[Items from a data source]
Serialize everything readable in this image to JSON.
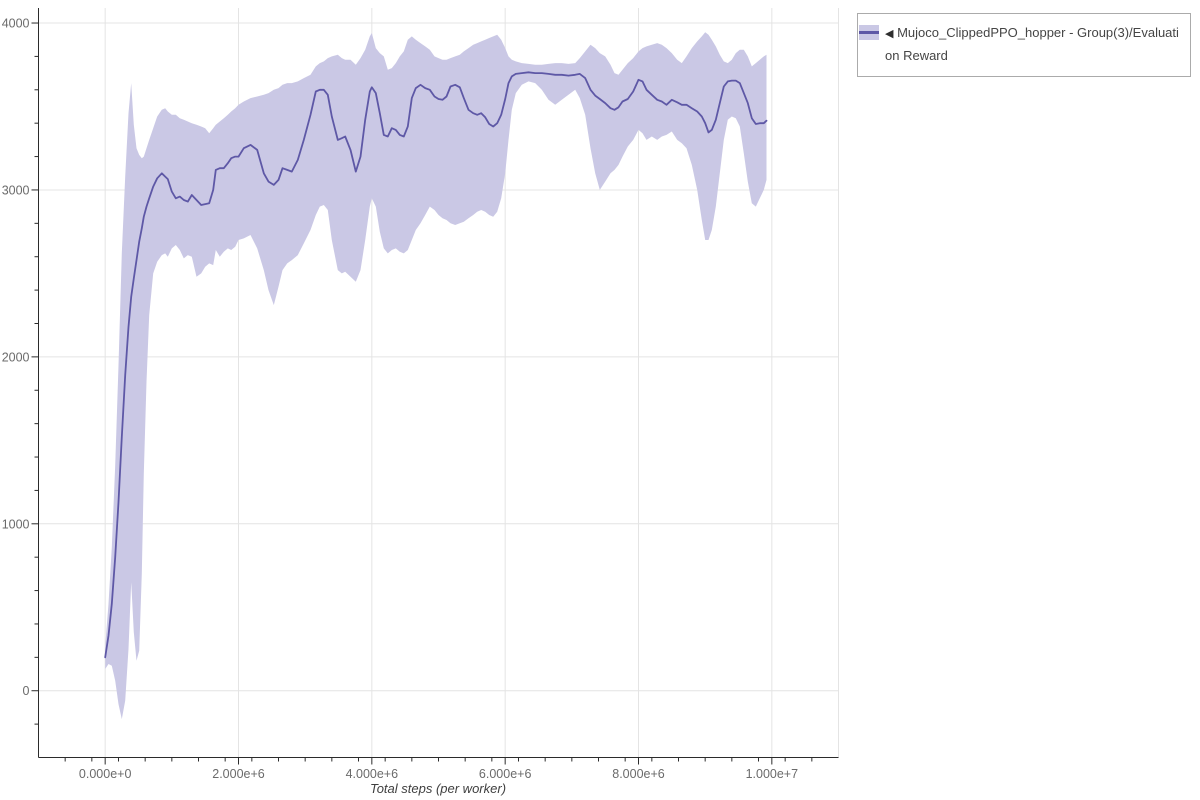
{
  "page": {
    "background": "#ffffff"
  },
  "colors": {
    "line": "#5e58a6",
    "band": "#cac8e5",
    "grid": "#e4e4e4",
    "spine": "#2b2b2b",
    "tick": "#2b2b2b",
    "tick_label": "#6b6b6b",
    "axis_label": "#3f3f3f",
    "legend_border": "#ababab",
    "legend_text": "#454545"
  },
  "legend": {
    "marker": "◀",
    "label": "Mujoco_ClippedPPO_hopper - Group(3)/Evaluation Reward"
  },
  "chart_data": {
    "type": "line",
    "title": "",
    "xlabel": "Total steps (per worker)",
    "ylabel": "",
    "grid": true,
    "legend_position": "outside-top-right",
    "xlim": [
      -1000000,
      11000000
    ],
    "ylim": [
      -400,
      4090
    ],
    "x_multiplier": 1000000,
    "x_minor_step": 400000,
    "y_minor_step": 200,
    "x_ticks": [
      {
        "value": 0,
        "label": "0.000e+0"
      },
      {
        "value": 2000000,
        "label": "2.000e+6"
      },
      {
        "value": 4000000,
        "label": "4.000e+6"
      },
      {
        "value": 6000000,
        "label": "6.000e+6"
      },
      {
        "value": 8000000,
        "label": "8.000e+6"
      },
      {
        "value": 10000000,
        "label": "1.000e+7"
      }
    ],
    "y_ticks": [
      {
        "value": 0,
        "label": "0"
      },
      {
        "value": 1000,
        "label": "1000"
      },
      {
        "value": 2000,
        "label": "2000"
      },
      {
        "value": 3000,
        "label": "3000"
      },
      {
        "value": 4000,
        "label": "4000"
      }
    ],
    "series": [
      {
        "name": "Mujoco_ClippedPPO_hopper - Group(3)/Evaluation Reward",
        "line_color": "#5e58a6",
        "band_color": "#cac8e5",
        "points_format": [
          "x_millions_of_steps",
          "band_low",
          "mean",
          "band_high"
        ],
        "points": [
          [
            0.0,
            130,
            200,
            270
          ],
          [
            0.05,
            160,
            330,
            520
          ],
          [
            0.1,
            150,
            520,
            860
          ],
          [
            0.15,
            60,
            800,
            1350
          ],
          [
            0.2,
            -80,
            1130,
            1950
          ],
          [
            0.25,
            -170,
            1520,
            2620
          ],
          [
            0.3,
            -60,
            1890,
            3080
          ],
          [
            0.35,
            250,
            2180,
            3460
          ],
          [
            0.39,
            650,
            2360,
            3640
          ],
          [
            0.43,
            350,
            2470,
            3390
          ],
          [
            0.47,
            180,
            2580,
            3250
          ],
          [
            0.51,
            240,
            2690,
            3210
          ],
          [
            0.55,
            700,
            2770,
            3190
          ],
          [
            0.58,
            1300,
            2840,
            3200
          ],
          [
            0.62,
            1850,
            2900,
            3250
          ],
          [
            0.66,
            2250,
            2950,
            3300
          ],
          [
            0.72,
            2500,
            3020,
            3370
          ],
          [
            0.78,
            2570,
            3070,
            3440
          ],
          [
            0.85,
            2610,
            3100,
            3480
          ],
          [
            0.9,
            2620,
            3080,
            3490
          ],
          [
            0.94,
            2600,
            3065,
            3470
          ],
          [
            1.0,
            2650,
            2990,
            3450
          ],
          [
            1.06,
            2670,
            2950,
            3450
          ],
          [
            1.12,
            2640,
            2960,
            3430
          ],
          [
            1.18,
            2590,
            2940,
            3420
          ],
          [
            1.24,
            2610,
            2930,
            3410
          ],
          [
            1.3,
            2600,
            2970,
            3400
          ],
          [
            1.37,
            2480,
            2940,
            3390
          ],
          [
            1.44,
            2500,
            2910,
            3380
          ],
          [
            1.5,
            2540,
            2915,
            3370
          ],
          [
            1.56,
            2560,
            2920,
            3340
          ],
          [
            1.62,
            2550,
            3000,
            3370
          ],
          [
            1.66,
            2640,
            3120,
            3390
          ],
          [
            1.72,
            2600,
            3130,
            3410
          ],
          [
            1.78,
            2630,
            3130,
            3430
          ],
          [
            1.84,
            2650,
            3160,
            3450
          ],
          [
            1.89,
            2640,
            3190,
            3470
          ],
          [
            1.95,
            2660,
            3200,
            3490
          ],
          [
            2.0,
            2700,
            3200,
            3510
          ],
          [
            2.08,
            2710,
            3250,
            3530
          ],
          [
            2.18,
            2730,
            3270,
            3550
          ],
          [
            2.28,
            2650,
            3240,
            3560
          ],
          [
            2.38,
            2520,
            3100,
            3570
          ],
          [
            2.45,
            2400,
            3050,
            3580
          ],
          [
            2.53,
            2310,
            3030,
            3600
          ],
          [
            2.6,
            2420,
            3060,
            3610
          ],
          [
            2.66,
            2520,
            3130,
            3630
          ],
          [
            2.73,
            2560,
            3120,
            3640
          ],
          [
            2.8,
            2580,
            3110,
            3640
          ],
          [
            2.89,
            2610,
            3180,
            3650
          ],
          [
            2.98,
            2680,
            3300,
            3670
          ],
          [
            3.08,
            2760,
            3450,
            3690
          ],
          [
            3.16,
            2850,
            3590,
            3740
          ],
          [
            3.22,
            2900,
            3600,
            3760
          ],
          [
            3.28,
            2910,
            3600,
            3770
          ],
          [
            3.34,
            2880,
            3570,
            3790
          ],
          [
            3.4,
            2700,
            3440,
            3800
          ],
          [
            3.49,
            2520,
            3300,
            3810
          ],
          [
            3.55,
            2500,
            3310,
            3790
          ],
          [
            3.6,
            2510,
            3320,
            3780
          ],
          [
            3.68,
            2480,
            3240,
            3780
          ],
          [
            3.76,
            2450,
            3110,
            3750
          ],
          [
            3.83,
            2520,
            3200,
            3790
          ],
          [
            3.9,
            2700,
            3420,
            3840
          ],
          [
            3.97,
            2900,
            3590,
            3920
          ],
          [
            4.0,
            2950,
            3615,
            3940
          ],
          [
            4.06,
            2900,
            3580,
            3850
          ],
          [
            4.12,
            2750,
            3460,
            3820
          ],
          [
            4.18,
            2650,
            3330,
            3800
          ],
          [
            4.24,
            2620,
            3320,
            3720
          ],
          [
            4.3,
            2640,
            3370,
            3730
          ],
          [
            4.36,
            2650,
            3360,
            3760
          ],
          [
            4.42,
            2630,
            3330,
            3800
          ],
          [
            4.48,
            2620,
            3320,
            3830
          ],
          [
            4.54,
            2640,
            3380,
            3900
          ],
          [
            4.6,
            2700,
            3550,
            3920
          ],
          [
            4.66,
            2760,
            3610,
            3900
          ],
          [
            4.73,
            2800,
            3630,
            3880
          ],
          [
            4.8,
            2850,
            3610,
            3860
          ],
          [
            4.87,
            2900,
            3600,
            3840
          ],
          [
            4.94,
            2880,
            3560,
            3800
          ],
          [
            5.0,
            2850,
            3545,
            3790
          ],
          [
            5.06,
            2830,
            3540,
            3780
          ],
          [
            5.12,
            2820,
            3560,
            3780
          ],
          [
            5.18,
            2800,
            3620,
            3790
          ],
          [
            5.25,
            2790,
            3630,
            3800
          ],
          [
            5.32,
            2800,
            3615,
            3810
          ],
          [
            5.38,
            2810,
            3550,
            3830
          ],
          [
            5.45,
            2830,
            3480,
            3850
          ],
          [
            5.52,
            2850,
            3460,
            3870
          ],
          [
            5.58,
            2870,
            3450,
            3880
          ],
          [
            5.64,
            2880,
            3460,
            3890
          ],
          [
            5.7,
            2870,
            3435,
            3900
          ],
          [
            5.76,
            2850,
            3395,
            3910
          ],
          [
            5.82,
            2840,
            3380,
            3920
          ],
          [
            5.88,
            2870,
            3400,
            3930
          ],
          [
            5.94,
            2950,
            3450,
            3900
          ],
          [
            6.0,
            3100,
            3545,
            3850
          ],
          [
            6.05,
            3300,
            3640,
            3800
          ],
          [
            6.1,
            3480,
            3680,
            3780
          ],
          [
            6.16,
            3580,
            3695,
            3770
          ],
          [
            6.25,
            3630,
            3700,
            3760
          ],
          [
            6.35,
            3650,
            3705,
            3755
          ],
          [
            6.45,
            3640,
            3700,
            3750
          ],
          [
            6.55,
            3600,
            3700,
            3750
          ],
          [
            6.65,
            3540,
            3695,
            3755
          ],
          [
            6.75,
            3510,
            3690,
            3760
          ],
          [
            6.85,
            3540,
            3690,
            3760
          ],
          [
            6.95,
            3570,
            3685,
            3755
          ],
          [
            7.05,
            3600,
            3690,
            3760
          ],
          [
            7.12,
            3550,
            3695,
            3790
          ],
          [
            7.2,
            3450,
            3670,
            3830
          ],
          [
            7.28,
            3250,
            3600,
            3870
          ],
          [
            7.35,
            3100,
            3565,
            3850
          ],
          [
            7.42,
            3000,
            3545,
            3820
          ],
          [
            7.5,
            3050,
            3520,
            3800
          ],
          [
            7.58,
            3100,
            3490,
            3750
          ],
          [
            7.64,
            3120,
            3480,
            3700
          ],
          [
            7.7,
            3150,
            3495,
            3690
          ],
          [
            7.76,
            3200,
            3530,
            3720
          ],
          [
            7.84,
            3260,
            3545,
            3760
          ],
          [
            7.92,
            3300,
            3590,
            3790
          ],
          [
            8.0,
            3360,
            3660,
            3830
          ],
          [
            8.06,
            3340,
            3650,
            3850
          ],
          [
            8.12,
            3300,
            3600,
            3860
          ],
          [
            8.2,
            3320,
            3570,
            3870
          ],
          [
            8.28,
            3300,
            3540,
            3880
          ],
          [
            8.35,
            3320,
            3530,
            3870
          ],
          [
            8.42,
            3330,
            3510,
            3850
          ],
          [
            8.5,
            3350,
            3540,
            3820
          ],
          [
            8.58,
            3300,
            3525,
            3780
          ],
          [
            8.65,
            3280,
            3510,
            3760
          ],
          [
            8.72,
            3250,
            3510,
            3800
          ],
          [
            8.8,
            3150,
            3490,
            3850
          ],
          [
            8.88,
            3000,
            3470,
            3890
          ],
          [
            8.95,
            2820,
            3440,
            3920
          ],
          [
            9.0,
            2700,
            3400,
            3945
          ],
          [
            9.05,
            2700,
            3345,
            3930
          ],
          [
            9.1,
            2760,
            3360,
            3900
          ],
          [
            9.16,
            2900,
            3420,
            3860
          ],
          [
            9.22,
            3100,
            3520,
            3810
          ],
          [
            9.28,
            3300,
            3620,
            3770
          ],
          [
            9.34,
            3420,
            3650,
            3760
          ],
          [
            9.4,
            3440,
            3655,
            3780
          ],
          [
            9.46,
            3430,
            3655,
            3820
          ],
          [
            9.52,
            3380,
            3640,
            3840
          ],
          [
            9.58,
            3220,
            3580,
            3840
          ],
          [
            9.64,
            3050,
            3520,
            3800
          ],
          [
            9.7,
            2920,
            3430,
            3740
          ],
          [
            9.76,
            2900,
            3395,
            3760
          ],
          [
            9.82,
            2950,
            3400,
            3780
          ],
          [
            9.88,
            3000,
            3400,
            3800
          ],
          [
            9.92,
            3060,
            3415,
            3810
          ]
        ]
      }
    ]
  }
}
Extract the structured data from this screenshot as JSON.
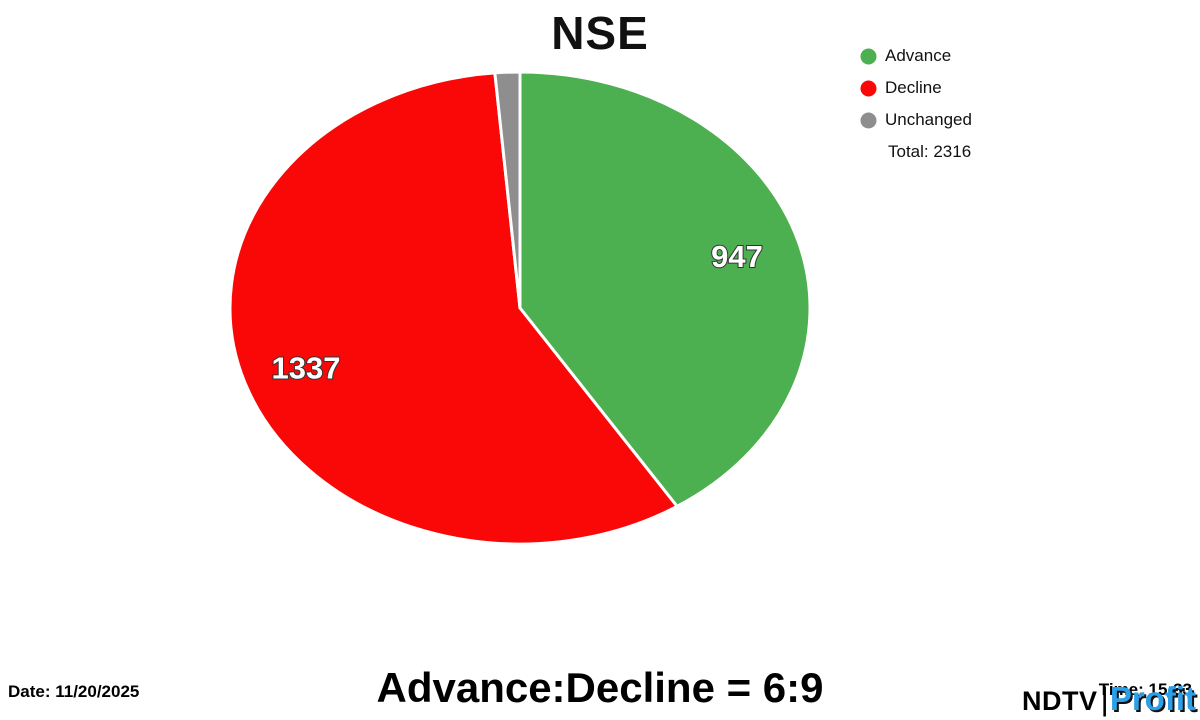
{
  "chart_data": {
    "type": "pie",
    "title": "NSE",
    "labels": [
      "Advance",
      "Decline",
      "Unchanged"
    ],
    "values": [
      947,
      1337,
      32
    ],
    "colors": [
      "#4caf50",
      "#fa0808",
      "#8e8e8e"
    ],
    "total": 2316,
    "legend_position": "top-right",
    "show_value_labels": true,
    "value_label_color": "#ffffff",
    "start_angle_deg": 0,
    "direction": "clockwise"
  },
  "legend": {
    "total_label": "Total: 2316"
  },
  "footer": {
    "ratio_text": "Advance:Decline = 6:9",
    "date_label": "Date: 11/20/2025",
    "time_label": "Time: 15:33"
  },
  "brand": {
    "ndtv": "NDTV",
    "separator": "|",
    "profit": "Profit"
  }
}
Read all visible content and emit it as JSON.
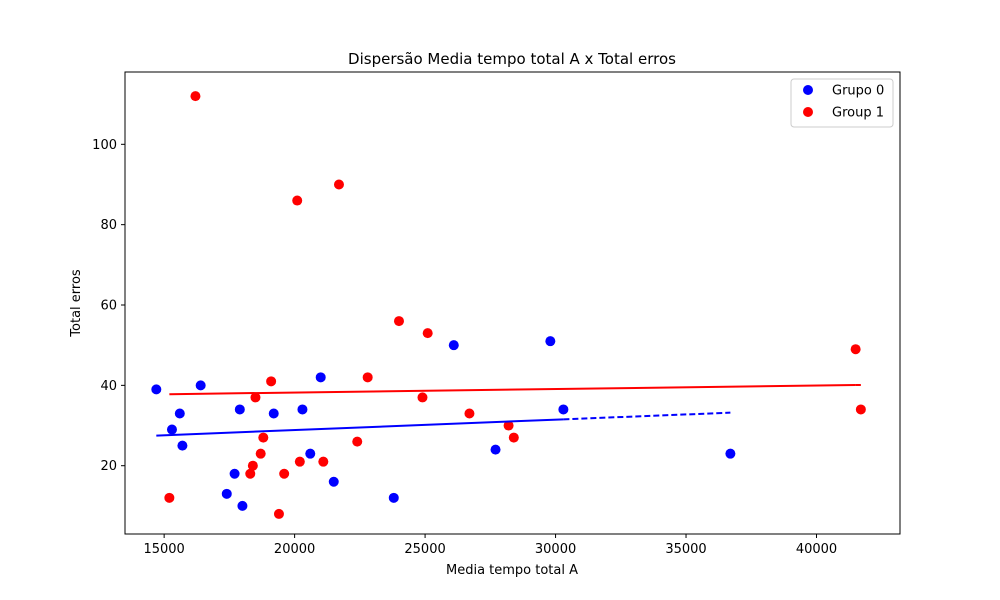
{
  "chart_data": {
    "type": "scatter",
    "title": "Dispersão Media tempo total A x Total erros",
    "xlabel": "Media tempo total A",
    "ylabel": "Total erros",
    "xlim": [
      13500,
      43200
    ],
    "ylim": [
      3,
      118
    ],
    "xticks": [
      15000,
      20000,
      25000,
      30000,
      35000,
      40000
    ],
    "yticks": [
      20,
      40,
      60,
      80,
      100
    ],
    "grid": false,
    "legend_position": "top-right",
    "series": [
      {
        "name": "Grupo 0",
        "color": "#0000ff",
        "points": [
          [
            14700,
            39
          ],
          [
            15300,
            29
          ],
          [
            15600,
            33
          ],
          [
            15700,
            25
          ],
          [
            16400,
            40
          ],
          [
            17400,
            13
          ],
          [
            17700,
            18
          ],
          [
            17900,
            34
          ],
          [
            18000,
            10
          ],
          [
            19200,
            33
          ],
          [
            20300,
            34
          ],
          [
            20600,
            23
          ],
          [
            21000,
            42
          ],
          [
            21500,
            16
          ],
          [
            23800,
            12
          ],
          [
            26100,
            50
          ],
          [
            27700,
            24
          ],
          [
            29800,
            51
          ],
          [
            30300,
            34
          ],
          [
            36700,
            23
          ]
        ],
        "trend": {
          "x": [
            14700,
            36700
          ],
          "y": [
            27.5,
            33.2
          ],
          "solid_until": 30300
        }
      },
      {
        "name": "Group 1",
        "color": "#ff0000",
        "points": [
          [
            15200,
            12
          ],
          [
            16200,
            112
          ],
          [
            18300,
            18
          ],
          [
            18400,
            20
          ],
          [
            18500,
            37
          ],
          [
            18700,
            23
          ],
          [
            18800,
            27
          ],
          [
            19100,
            41
          ],
          [
            19400,
            8
          ],
          [
            19600,
            18
          ],
          [
            20100,
            86
          ],
          [
            20200,
            21
          ],
          [
            21100,
            21
          ],
          [
            21700,
            90
          ],
          [
            22400,
            26
          ],
          [
            22800,
            42
          ],
          [
            24000,
            56
          ],
          [
            24900,
            37
          ],
          [
            25100,
            53
          ],
          [
            26700,
            33
          ],
          [
            28200,
            30
          ],
          [
            28400,
            27
          ],
          [
            41500,
            49
          ],
          [
            41700,
            34
          ]
        ],
        "trend": {
          "x": [
            15200,
            41700
          ],
          "y": [
            37.8,
            40.1
          ],
          "solid_until": 41500
        }
      }
    ]
  }
}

» Required task
Nothing but a number is needed here: how many lines hold the string "Advance"?

» Correct output
2